Task to complete
Return each line of the listing below, unchanged, and omit the images.

--- Begin Entries provided ---

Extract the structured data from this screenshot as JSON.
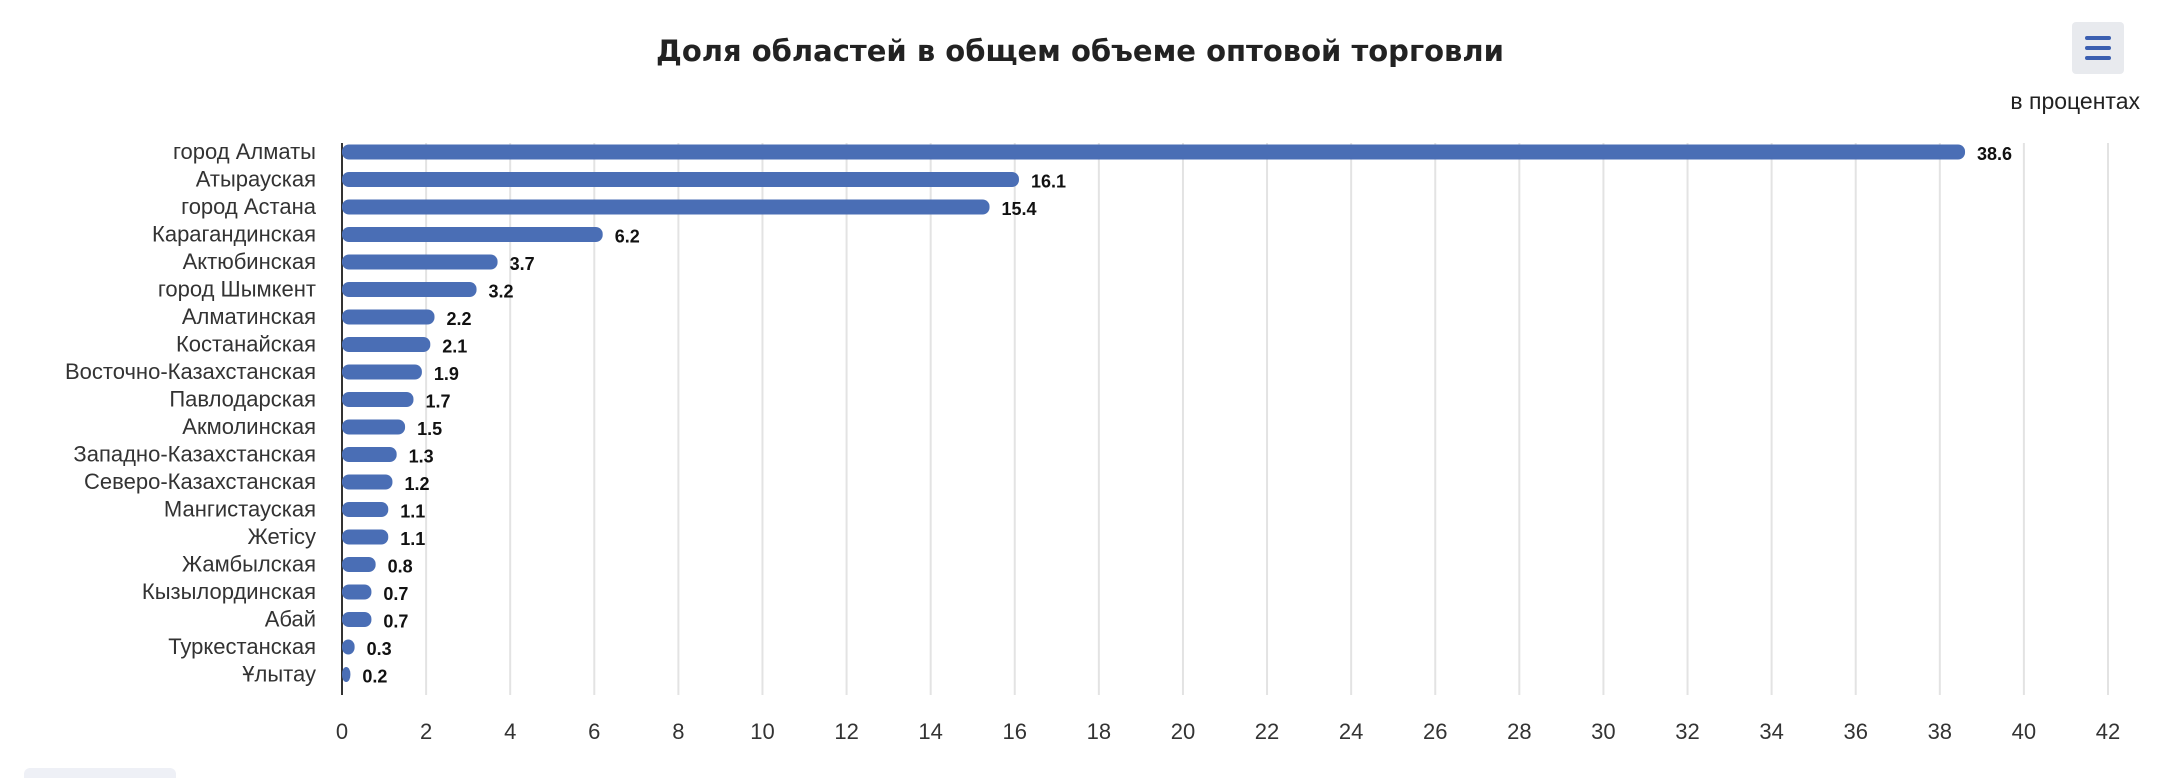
{
  "chart_data": {
    "type": "bar",
    "orientation": "horizontal",
    "title": "Доля областей в общем объеме оптовой торговли",
    "subtitle": "в процентах",
    "categories": [
      "город Алматы",
      "Атырауская",
      "город Астана",
      "Карагандинская",
      "Актюбинская",
      "город Шымкент",
      "Алматинская",
      "Костанайская",
      "Восточно-Казахстанская",
      "Павлодарская",
      "Акмолинская",
      "Западно-Казахстанская",
      "Северо-Казахстанская",
      "Мангистауская",
      "Жетісу",
      "Жамбылская",
      "Кызылординская",
      "Абай",
      "Туркестанская",
      "Ұлытау"
    ],
    "values": [
      38.6,
      16.1,
      15.4,
      6.2,
      3.7,
      3.2,
      2.2,
      2.1,
      1.9,
      1.7,
      1.5,
      1.3,
      1.2,
      1.1,
      1.1,
      0.8,
      0.7,
      0.7,
      0.3,
      0.2
    ],
    "xlim": [
      0,
      42
    ],
    "ticks": [
      0,
      2,
      4,
      6,
      8,
      10,
      12,
      14,
      16,
      18,
      20,
      22,
      24,
      26,
      28,
      30,
      32,
      34,
      36,
      38,
      40,
      42
    ],
    "grid": true,
    "data_labels": true,
    "bar_color": "#4a6eb5"
  },
  "menu": {
    "icon": "hamburger-menu-icon",
    "color": "#3b5fb0"
  }
}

--- End Entries provided ---

Answer below
Extract the structured data from this screenshot as JSON.
{
  "chart_data": {
    "type": "bar",
    "orientation": "horizontal",
    "title": "Доля областей в общем объеме оптовой торговли",
    "subtitle": "в процентах",
    "categories": [
      "город Алматы",
      "Атырауская",
      "город Астана",
      "Карагандинская",
      "Актюбинская",
      "город Шымкент",
      "Алматинская",
      "Костанайская",
      "Восточно-Казахстанская",
      "Павлодарская",
      "Акмолинская",
      "Западно-Казахстанская",
      "Северо-Казахстанская",
      "Мангистауская",
      "Жетісу",
      "Жамбылская",
      "Кызылординская",
      "Абай",
      "Туркестанская",
      "Ұлытау"
    ],
    "values": [
      38.6,
      16.1,
      15.4,
      6.2,
      3.7,
      3.2,
      2.2,
      2.1,
      1.9,
      1.7,
      1.5,
      1.3,
      1.2,
      1.1,
      1.1,
      0.8,
      0.7,
      0.7,
      0.3,
      0.2
    ],
    "xlim": [
      0,
      42
    ],
    "ticks": [
      0,
      2,
      4,
      6,
      8,
      10,
      12,
      14,
      16,
      18,
      20,
      22,
      24,
      26,
      28,
      30,
      32,
      34,
      36,
      38,
      40,
      42
    ],
    "grid": true,
    "data_labels": true,
    "bar_color": "#4a6eb5"
  },
  "menu": {
    "icon": "hamburger-menu-icon",
    "color": "#3b5fb0"
  }
}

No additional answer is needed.